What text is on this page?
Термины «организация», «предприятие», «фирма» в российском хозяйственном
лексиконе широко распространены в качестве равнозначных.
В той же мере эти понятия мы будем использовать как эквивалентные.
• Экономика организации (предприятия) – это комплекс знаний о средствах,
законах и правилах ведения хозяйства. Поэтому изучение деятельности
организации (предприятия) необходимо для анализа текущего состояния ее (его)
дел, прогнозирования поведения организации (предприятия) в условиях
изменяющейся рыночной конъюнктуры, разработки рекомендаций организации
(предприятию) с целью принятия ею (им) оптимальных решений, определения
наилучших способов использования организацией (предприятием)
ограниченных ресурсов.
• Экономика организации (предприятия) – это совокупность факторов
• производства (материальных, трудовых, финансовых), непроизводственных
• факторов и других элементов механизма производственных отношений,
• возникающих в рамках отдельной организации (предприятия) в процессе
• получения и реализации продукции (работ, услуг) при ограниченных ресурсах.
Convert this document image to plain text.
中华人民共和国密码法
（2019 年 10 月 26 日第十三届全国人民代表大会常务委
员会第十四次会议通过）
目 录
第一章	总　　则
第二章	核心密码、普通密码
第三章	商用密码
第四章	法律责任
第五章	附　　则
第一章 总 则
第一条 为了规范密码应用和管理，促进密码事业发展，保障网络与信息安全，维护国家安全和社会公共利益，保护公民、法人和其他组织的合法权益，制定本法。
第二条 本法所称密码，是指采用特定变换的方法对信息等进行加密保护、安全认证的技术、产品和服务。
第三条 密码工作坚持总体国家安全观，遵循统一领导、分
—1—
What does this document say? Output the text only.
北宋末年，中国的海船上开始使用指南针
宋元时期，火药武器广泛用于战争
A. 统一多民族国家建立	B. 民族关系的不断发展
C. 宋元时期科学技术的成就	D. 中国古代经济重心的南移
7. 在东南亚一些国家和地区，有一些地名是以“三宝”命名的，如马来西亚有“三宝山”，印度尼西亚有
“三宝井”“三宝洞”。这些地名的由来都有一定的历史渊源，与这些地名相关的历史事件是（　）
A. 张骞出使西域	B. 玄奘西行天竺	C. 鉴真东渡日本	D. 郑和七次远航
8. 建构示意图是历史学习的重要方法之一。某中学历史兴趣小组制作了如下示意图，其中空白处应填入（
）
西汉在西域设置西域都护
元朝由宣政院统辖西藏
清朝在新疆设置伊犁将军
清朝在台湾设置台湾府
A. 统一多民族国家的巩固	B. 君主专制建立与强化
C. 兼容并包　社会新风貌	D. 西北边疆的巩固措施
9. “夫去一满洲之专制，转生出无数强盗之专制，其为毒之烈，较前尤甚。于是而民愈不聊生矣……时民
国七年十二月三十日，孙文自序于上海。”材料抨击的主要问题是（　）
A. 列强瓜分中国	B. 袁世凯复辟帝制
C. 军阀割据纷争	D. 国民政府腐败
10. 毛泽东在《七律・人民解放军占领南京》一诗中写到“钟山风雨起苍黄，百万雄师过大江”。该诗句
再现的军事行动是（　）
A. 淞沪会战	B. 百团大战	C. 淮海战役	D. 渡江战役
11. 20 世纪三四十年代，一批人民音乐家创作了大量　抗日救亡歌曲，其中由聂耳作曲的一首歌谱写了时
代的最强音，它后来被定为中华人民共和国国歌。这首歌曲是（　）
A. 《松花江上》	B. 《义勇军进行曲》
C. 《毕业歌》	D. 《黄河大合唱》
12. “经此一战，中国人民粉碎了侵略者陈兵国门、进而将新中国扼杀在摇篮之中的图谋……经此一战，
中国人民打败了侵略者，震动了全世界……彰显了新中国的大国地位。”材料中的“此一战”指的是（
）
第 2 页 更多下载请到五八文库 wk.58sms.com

**WHAT YOU SHOULD DO**
Return the material in full, exactly as shown.

**EXPECTED OUTPUT**
What text is on this page?
Термины «организация», «предприятие», «фирма» в российском хозяйственном
лексиконе широко распространены в качестве равнозначных.
В той же мере эти понятия мы будем использовать как эквивалентные.
• Экономика организации (предприятия) – это комплекс знаний о средствах,
законах и правилах ведения хозяйства. Поэтому изучение деятельности
организации (предприятия) необходимо для анализа текущего состояния ее (его)
дел, прогнозирования поведения организации (предприятия) в условиях
изменяющейся рыночной конъюнктуры, разработки рекомендаций организации
(предприятию) с целью принятия ею (им) оптимальных решений, определения
наилучших способов использования организацией (предприятием)
ограниченных ресурсов.
• Экономика организации (предприятия) – это совокупность факторов
• производства (материальных, трудовых, финансовых), непроизводственных
• факторов и других элементов механизма производственных отношений,
• возникающих в рамках отдельной организации (предприятия) в процессе
• получения и реализации продукции (работ, услуг) при ограниченных ресурсах.
Convert this document image to plain text.
中华人民共和国密码法
（2019 年 10 月 26 日第十三届全国人民代表大会常务委
员会第十四次会议通过）
目 录
第一章	总　　则
第二章	核心密码、普通密码
第三章	商用密码
第四章	法律责任
第五章	附　　则
第一章 总 则
第一条 为了规范密码应用和管理，促进密码事业发展，保障网络与信息安全，维护国家安全和社会公共利益，保护公民、法人和其他组织的合法权益，制定本法。
第二条 本法所称密码，是指采用特定变换的方法对信息等进行加密保护、安全认证的技术、产品和服务。
第三条 密码工作坚持总体国家安全观，遵循统一领导、分
—1—
What does this document say? Output the text only.
北宋末年，中国的海船上开始使用指南针
宋元时期，火药武器广泛用于战争
A. 统一多民族国家建立	B. 民族关系的不断发展
C. 宋元时期科学技术的成就	D. 中国古代经济重心的南移
7. 在东南亚一些国家和地区，有一些地名是以“三宝”命名的，如马来西亚有“三宝山”，印度尼西亚有
“三宝井”“三宝洞”。这些地名的由来都有一定的历史渊源，与这些地名相关的历史事件是（　）
A. 张骞出使西域	B. 玄奘西行天竺	C. 鉴真东渡日本	D. 郑和七次远航
8. 建构示意图是历史学习的重要方法之一。某中学历史兴趣小组制作了如下示意图，其中空白处应填入（
）
西汉在西域设置西域都护
元朝由宣政院统辖西藏
清朝在新疆设置伊犁将军
清朝在台湾设置台湾府
A. 统一多民族国家的巩固	B. 君主专制建立与强化
C. 兼容并包　社会新风貌	D. 西北边疆的巩固措施
9. “夫去一满洲之专制，转生出无数强盗之专制，其为毒之烈，较前尤甚。于是而民愈不聊生矣……时民
国七年十二月三十日，孙文自序于上海。”材料抨击的主要问题是（　）
A. 列强瓜分中国	B. 袁世凯复辟帝制
C. 军阀割据纷争	D. 国民政府腐败
10. 毛泽东在《七律・人民解放军占领南京》一诗中写到“钟山风雨起苍黄，百万雄师过大江”。该诗句
再现的军事行动是（　）
A. 淞沪会战	B. 百团大战	C. 淮海战役	D. 渡江战役
11. 20 世纪三四十年代，一批人民音乐家创作了大量　抗日救亡歌曲，其中由聂耳作曲的一首歌谱写了时
代的最强音，它后来被定为中华人民共和国国歌。这首歌曲是（　）
A. 《松花江上》	B. 《义勇军进行曲》
C. 《毕业歌》	D. 《黄河大合唱》
12. “经此一战，中国人民粉碎了侵略者陈兵国门、进而将新中国扼杀在摇篮之中的图谋……经此一战，
中国人民打败了侵略者，震动了全世界……彰显了新中国的大国地位。”材料中的“此一战”指的是（
）
第 2 页 更多下载请到五八文库 wk.58sms.com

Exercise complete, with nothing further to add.